▶ [Aim of the exercise] Copy out each line below that has the word "Configuring" in it.

▶ [Material]
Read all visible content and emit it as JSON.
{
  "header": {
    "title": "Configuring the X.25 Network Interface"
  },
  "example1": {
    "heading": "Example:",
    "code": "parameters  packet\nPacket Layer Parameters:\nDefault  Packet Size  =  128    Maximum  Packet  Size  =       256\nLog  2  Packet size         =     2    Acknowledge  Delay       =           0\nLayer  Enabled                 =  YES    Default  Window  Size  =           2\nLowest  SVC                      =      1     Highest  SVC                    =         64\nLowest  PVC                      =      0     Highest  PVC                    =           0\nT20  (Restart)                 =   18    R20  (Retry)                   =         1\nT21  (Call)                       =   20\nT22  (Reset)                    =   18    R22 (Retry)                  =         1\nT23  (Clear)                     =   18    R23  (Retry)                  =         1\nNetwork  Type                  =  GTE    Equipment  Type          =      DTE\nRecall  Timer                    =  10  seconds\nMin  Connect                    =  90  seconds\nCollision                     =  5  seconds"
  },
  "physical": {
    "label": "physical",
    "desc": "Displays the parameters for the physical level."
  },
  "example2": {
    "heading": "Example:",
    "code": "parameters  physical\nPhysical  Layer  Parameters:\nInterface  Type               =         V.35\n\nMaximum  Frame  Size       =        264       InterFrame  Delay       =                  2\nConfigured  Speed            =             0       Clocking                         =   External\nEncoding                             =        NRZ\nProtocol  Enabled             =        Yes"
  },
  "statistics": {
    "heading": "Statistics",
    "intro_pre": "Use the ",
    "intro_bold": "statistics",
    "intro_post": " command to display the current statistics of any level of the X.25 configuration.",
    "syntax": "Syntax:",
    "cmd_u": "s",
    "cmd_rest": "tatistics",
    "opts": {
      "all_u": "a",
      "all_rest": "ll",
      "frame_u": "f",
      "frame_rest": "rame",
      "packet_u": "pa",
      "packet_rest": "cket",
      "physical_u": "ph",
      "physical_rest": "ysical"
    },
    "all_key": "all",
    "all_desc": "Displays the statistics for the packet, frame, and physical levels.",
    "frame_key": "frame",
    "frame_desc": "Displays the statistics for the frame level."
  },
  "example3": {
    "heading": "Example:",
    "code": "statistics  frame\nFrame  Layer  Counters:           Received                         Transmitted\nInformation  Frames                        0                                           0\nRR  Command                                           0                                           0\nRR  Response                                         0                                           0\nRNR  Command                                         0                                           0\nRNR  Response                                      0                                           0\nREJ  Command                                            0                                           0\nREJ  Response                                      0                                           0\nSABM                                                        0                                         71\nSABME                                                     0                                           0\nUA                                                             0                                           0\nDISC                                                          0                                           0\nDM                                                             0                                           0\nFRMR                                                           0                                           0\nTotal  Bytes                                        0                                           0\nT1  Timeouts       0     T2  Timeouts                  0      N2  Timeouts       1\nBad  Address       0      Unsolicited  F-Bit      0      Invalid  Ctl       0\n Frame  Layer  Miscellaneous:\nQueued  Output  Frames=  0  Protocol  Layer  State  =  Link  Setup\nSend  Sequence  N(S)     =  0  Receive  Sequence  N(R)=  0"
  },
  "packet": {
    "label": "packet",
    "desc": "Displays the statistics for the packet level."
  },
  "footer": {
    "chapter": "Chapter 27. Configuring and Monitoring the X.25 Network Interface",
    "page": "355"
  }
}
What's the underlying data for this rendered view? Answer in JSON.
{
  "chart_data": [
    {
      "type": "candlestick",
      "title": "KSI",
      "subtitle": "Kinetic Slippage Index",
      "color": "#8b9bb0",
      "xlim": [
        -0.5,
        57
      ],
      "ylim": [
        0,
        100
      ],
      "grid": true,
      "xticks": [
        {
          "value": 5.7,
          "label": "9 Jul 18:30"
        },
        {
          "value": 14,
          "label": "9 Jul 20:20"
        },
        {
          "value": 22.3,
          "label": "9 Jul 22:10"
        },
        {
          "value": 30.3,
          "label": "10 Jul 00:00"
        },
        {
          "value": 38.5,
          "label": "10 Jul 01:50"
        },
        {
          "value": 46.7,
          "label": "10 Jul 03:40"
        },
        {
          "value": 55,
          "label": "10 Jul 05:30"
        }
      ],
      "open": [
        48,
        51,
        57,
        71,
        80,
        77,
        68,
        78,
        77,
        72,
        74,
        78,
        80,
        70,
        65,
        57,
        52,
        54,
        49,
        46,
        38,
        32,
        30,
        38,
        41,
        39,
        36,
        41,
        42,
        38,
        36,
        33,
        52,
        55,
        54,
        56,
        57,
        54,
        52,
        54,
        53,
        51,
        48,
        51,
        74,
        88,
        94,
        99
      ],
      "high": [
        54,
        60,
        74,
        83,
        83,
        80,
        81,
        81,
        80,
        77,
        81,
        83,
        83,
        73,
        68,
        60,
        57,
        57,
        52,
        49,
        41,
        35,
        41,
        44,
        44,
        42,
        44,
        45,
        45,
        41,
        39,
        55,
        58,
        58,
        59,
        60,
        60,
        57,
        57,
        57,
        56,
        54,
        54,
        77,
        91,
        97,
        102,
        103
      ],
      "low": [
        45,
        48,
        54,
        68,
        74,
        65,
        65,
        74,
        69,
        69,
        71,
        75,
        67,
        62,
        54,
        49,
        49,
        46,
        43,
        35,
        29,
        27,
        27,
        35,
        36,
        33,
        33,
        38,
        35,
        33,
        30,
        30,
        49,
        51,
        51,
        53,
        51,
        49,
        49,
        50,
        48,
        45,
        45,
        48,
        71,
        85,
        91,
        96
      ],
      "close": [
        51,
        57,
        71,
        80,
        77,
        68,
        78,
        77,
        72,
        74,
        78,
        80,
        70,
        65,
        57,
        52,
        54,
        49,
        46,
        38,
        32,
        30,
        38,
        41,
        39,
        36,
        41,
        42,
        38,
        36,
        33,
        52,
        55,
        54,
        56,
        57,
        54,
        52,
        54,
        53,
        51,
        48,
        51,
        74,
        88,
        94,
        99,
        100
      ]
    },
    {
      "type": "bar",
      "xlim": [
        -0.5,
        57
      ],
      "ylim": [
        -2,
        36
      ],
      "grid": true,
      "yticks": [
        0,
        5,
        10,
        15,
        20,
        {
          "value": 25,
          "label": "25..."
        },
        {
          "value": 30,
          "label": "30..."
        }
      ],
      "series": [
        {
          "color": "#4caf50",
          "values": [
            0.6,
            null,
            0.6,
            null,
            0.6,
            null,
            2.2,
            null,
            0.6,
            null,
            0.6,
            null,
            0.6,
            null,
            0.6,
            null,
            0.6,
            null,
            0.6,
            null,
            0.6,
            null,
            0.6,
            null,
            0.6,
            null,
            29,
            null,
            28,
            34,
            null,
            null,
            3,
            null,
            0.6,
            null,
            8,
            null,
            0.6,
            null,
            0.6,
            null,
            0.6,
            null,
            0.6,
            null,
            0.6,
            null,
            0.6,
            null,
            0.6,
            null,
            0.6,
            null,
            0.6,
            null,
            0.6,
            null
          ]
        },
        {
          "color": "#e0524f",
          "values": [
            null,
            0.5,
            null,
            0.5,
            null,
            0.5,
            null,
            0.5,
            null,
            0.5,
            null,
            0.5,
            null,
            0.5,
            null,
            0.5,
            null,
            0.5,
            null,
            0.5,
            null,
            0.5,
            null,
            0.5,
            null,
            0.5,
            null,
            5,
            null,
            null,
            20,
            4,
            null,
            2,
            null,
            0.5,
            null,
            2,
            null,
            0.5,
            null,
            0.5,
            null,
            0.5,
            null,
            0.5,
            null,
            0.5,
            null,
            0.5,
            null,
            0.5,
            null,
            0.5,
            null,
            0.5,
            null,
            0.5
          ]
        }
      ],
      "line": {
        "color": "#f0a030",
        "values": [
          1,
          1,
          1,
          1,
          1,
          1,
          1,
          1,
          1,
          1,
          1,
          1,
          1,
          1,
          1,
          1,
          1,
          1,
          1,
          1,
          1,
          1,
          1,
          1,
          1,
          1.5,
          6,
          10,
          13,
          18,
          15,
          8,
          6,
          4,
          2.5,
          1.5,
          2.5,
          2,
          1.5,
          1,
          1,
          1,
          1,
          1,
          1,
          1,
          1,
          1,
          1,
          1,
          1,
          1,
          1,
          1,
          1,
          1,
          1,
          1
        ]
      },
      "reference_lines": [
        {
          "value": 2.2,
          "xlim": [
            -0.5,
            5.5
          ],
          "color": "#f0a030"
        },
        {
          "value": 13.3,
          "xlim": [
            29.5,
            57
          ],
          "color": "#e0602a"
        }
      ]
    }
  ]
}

▶ [Answer to this exercise]
    "title": "Configuring the X.25 Network Interface"
    "chapter": "Chapter 27. Configuring and Monitoring the X.25 Network Interface",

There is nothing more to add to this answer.